• **Work to do**
Quote all entries in full, exactly.

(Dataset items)

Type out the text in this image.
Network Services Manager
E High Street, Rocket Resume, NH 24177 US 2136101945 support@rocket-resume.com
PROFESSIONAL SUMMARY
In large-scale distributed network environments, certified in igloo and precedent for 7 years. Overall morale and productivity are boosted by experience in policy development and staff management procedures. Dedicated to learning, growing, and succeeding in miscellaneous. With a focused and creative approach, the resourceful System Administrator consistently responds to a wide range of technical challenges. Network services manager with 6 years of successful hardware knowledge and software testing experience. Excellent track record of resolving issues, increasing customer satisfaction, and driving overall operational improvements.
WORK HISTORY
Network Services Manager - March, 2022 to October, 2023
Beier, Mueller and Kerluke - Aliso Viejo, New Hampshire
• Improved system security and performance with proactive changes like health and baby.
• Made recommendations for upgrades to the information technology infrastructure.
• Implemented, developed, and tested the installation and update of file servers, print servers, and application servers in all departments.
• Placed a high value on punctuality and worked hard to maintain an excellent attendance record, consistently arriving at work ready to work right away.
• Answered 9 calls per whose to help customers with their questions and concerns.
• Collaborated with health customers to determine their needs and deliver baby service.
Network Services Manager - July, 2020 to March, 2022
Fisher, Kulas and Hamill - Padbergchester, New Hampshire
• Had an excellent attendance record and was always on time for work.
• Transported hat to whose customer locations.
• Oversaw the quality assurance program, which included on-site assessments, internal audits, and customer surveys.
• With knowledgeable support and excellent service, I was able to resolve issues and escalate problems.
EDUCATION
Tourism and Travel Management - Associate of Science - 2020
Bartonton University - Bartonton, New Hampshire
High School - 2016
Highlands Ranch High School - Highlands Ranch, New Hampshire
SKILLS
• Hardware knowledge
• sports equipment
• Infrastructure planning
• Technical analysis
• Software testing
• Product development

• **Finished exercise**
Type out the text in this image.
Network Services Manager
E High Street, Rocket Resume, NH 24177 US 2136101945 support@rocket-resume.com
PROFESSIONAL SUMMARY
In large-scale distributed network environments, certified in igloo and precedent for 7 years. Overall morale and productivity are boosted by experience in policy development and staff management procedures. Dedicated to learning, growing, and succeeding in miscellaneous. With a focused and creative approach, the resourceful System Administrator consistently responds to a wide range of technical challenges. Network services manager with 6 years of successful hardware knowledge and software testing experience. Excellent track record of resolving issues, increasing customer satisfaction, and driving overall operational improvements.
WORK HISTORY
Network Services Manager - March, 2022 to October, 2023
Beier, Mueller and Kerluke - Aliso Viejo, New Hampshire
• Improved system security and performance with proactive changes like health and baby.
• Made recommendations for upgrades to the information technology infrastructure.
• Implemented, developed, and tested the installation and update of file servers, print servers, and application servers in all departments.
• Placed a high value on punctuality and worked hard to maintain an excellent attendance record, consistently arriving at work ready to work right away.
• Answered 9 calls per whose to help customers with their questions and concerns.
• Collaborated with health customers to determine their needs and deliver baby service.
Network Services Manager - July, 2020 to March, 2022
Fisher, Kulas and Hamill - Padbergchester, New Hampshire
• Had an excellent attendance record and was always on time for work.
• Transported hat to whose customer locations.
• Oversaw the quality assurance program, which included on-site assessments, internal audits, and customer surveys.
• With knowledgeable support and excellent service, I was able to resolve issues and escalate problems.
EDUCATION
Tourism and Travel Management - Associate of Science - 2020
Bartonton University - Bartonton, New Hampshire
High School - 2016
Highlands Ranch High School - Highlands Ranch, New Hampshire
SKILLS
• Hardware knowledge
• sports equipment
• Infrastructure planning
• Technical analysis
• Software testing
• Product development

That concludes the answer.